— Task goal —
Your answer should consist of each line from the data below that contains "mmHg".

— Provided data —

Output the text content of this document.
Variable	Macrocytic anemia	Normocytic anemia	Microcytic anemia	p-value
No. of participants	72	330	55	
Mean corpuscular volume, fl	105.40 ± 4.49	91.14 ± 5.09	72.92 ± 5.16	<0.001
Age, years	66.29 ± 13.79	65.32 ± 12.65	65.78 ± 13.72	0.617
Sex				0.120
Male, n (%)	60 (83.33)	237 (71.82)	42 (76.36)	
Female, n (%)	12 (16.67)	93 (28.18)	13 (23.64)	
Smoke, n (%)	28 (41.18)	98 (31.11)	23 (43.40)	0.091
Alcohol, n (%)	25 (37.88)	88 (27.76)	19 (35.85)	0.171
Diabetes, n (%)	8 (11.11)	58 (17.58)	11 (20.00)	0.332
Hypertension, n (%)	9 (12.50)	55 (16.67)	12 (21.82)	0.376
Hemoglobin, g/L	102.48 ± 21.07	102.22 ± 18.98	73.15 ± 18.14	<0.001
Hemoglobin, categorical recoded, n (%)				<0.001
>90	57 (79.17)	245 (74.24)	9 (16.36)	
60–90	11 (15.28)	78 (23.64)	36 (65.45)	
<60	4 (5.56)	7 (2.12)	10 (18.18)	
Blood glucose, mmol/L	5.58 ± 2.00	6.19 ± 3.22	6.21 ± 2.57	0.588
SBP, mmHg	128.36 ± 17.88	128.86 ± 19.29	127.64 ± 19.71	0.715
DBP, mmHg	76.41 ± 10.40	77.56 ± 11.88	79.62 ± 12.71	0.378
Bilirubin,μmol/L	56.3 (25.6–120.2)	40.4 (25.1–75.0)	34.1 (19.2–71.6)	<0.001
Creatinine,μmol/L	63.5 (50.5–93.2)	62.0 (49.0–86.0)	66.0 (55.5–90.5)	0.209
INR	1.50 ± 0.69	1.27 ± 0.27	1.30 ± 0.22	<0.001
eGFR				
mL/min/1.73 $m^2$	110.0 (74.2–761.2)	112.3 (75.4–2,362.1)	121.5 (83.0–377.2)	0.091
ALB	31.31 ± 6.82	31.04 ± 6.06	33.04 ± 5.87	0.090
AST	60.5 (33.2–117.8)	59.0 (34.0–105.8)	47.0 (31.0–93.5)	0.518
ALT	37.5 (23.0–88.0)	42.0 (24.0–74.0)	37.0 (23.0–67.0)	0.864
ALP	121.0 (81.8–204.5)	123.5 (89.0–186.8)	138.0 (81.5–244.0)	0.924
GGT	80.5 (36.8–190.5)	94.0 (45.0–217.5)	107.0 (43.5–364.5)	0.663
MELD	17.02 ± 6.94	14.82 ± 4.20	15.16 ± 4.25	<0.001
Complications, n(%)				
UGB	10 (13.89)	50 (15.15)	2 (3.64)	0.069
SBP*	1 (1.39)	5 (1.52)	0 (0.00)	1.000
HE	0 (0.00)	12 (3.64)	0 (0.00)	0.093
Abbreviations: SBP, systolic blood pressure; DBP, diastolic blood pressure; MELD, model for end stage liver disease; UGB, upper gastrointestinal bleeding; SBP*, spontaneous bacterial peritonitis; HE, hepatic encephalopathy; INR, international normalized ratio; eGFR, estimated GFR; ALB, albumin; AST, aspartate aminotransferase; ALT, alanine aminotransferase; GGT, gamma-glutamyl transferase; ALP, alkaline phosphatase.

— Answer —
SBP, mmHg	128.36 ± 17.88	128.86 ± 19.29	127.64 ± 19.71	0.715
DBP, mmHg	76.41 ± 10.40	77.56 ± 11.88	79.62 ± 12.71	0.378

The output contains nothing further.